======== Provided material

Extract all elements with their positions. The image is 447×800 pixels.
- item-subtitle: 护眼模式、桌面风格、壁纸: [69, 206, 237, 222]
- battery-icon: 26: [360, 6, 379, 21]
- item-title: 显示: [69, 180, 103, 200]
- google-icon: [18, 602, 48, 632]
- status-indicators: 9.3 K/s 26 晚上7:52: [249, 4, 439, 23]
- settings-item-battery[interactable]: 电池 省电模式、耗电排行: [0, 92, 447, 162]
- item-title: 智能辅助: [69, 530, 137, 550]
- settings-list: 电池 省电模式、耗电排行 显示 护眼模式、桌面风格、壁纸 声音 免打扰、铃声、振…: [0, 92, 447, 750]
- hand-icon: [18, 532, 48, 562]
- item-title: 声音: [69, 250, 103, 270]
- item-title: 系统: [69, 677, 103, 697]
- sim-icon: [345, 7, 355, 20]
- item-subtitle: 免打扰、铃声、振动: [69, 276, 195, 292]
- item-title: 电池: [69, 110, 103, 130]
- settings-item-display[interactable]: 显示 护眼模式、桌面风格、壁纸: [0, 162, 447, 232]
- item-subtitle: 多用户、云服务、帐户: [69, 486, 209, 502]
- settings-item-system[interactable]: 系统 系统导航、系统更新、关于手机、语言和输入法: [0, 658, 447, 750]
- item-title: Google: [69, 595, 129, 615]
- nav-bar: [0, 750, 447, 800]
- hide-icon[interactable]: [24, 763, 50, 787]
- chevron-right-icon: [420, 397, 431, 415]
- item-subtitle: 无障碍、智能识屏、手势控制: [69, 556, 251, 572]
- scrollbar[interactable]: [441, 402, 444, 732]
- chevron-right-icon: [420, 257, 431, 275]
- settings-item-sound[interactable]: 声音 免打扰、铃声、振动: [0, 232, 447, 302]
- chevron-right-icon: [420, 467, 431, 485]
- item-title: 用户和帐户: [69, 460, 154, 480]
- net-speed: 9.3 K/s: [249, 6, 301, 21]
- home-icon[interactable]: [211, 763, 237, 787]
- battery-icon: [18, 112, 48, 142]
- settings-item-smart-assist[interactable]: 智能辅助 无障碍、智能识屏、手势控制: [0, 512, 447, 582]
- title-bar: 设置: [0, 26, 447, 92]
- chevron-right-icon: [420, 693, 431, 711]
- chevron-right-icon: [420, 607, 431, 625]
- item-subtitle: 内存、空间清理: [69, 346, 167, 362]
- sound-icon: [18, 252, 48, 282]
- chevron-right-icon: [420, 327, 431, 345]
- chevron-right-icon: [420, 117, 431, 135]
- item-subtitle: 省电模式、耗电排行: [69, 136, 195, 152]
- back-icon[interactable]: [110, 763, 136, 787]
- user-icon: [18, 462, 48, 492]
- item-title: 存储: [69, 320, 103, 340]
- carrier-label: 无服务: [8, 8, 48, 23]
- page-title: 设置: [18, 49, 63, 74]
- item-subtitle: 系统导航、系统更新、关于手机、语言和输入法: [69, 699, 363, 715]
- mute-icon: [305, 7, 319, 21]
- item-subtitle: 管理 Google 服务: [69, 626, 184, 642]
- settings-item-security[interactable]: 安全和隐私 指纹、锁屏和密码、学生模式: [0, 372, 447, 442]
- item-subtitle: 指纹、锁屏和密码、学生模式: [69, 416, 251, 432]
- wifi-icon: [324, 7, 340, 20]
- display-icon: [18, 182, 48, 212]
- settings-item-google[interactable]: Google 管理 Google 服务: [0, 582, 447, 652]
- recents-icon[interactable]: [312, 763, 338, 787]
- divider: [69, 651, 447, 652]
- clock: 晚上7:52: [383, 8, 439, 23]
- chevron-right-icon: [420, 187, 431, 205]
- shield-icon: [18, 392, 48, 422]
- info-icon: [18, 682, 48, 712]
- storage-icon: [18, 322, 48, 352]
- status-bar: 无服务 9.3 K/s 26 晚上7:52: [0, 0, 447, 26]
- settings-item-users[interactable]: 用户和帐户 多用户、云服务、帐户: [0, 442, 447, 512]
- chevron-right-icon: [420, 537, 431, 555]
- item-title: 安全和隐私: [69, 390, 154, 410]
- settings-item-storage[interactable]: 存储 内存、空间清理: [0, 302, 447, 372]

================

• [Problem to solve]: Swap "item-title" for "entry-title" in everything from the start of the records down to the line "- item-title: 电池: [69, 110, 103, 130]", and reproduce only those lines with nothing else changed.

• [Solution to the problem]:
Extract all elements with their positions. The image is 447×800 pixels.
- item-subtitle: 护眼模式、桌面风格、壁纸: [69, 206, 237, 222]
- battery-icon: 26: [360, 6, 379, 21]
- entry-title: 显示: [69, 180, 103, 200]
- google-icon: [18, 602, 48, 632]
- status-indicators: 9.3 K/s 26 晚上7:52: [249, 4, 439, 23]
- settings-item-battery[interactable]: 电池 省电模式、耗电排行: [0, 92, 447, 162]
- entry-title: 智能辅助: [69, 530, 137, 550]
- settings-list: 电池 省电模式、耗电排行 显示 护眼模式、桌面风格、壁纸 声音 免打扰、铃声、振…: [0, 92, 447, 750]
- hand-icon: [18, 532, 48, 562]
- entry-title: 声音: [69, 250, 103, 270]
- entry-title: 系统: [69, 677, 103, 697]
- sim-icon: [345, 7, 355, 20]
- item-subtitle: 免打扰、铃声、振动: [69, 276, 195, 292]
- entry-title: 电池: [69, 110, 103, 130]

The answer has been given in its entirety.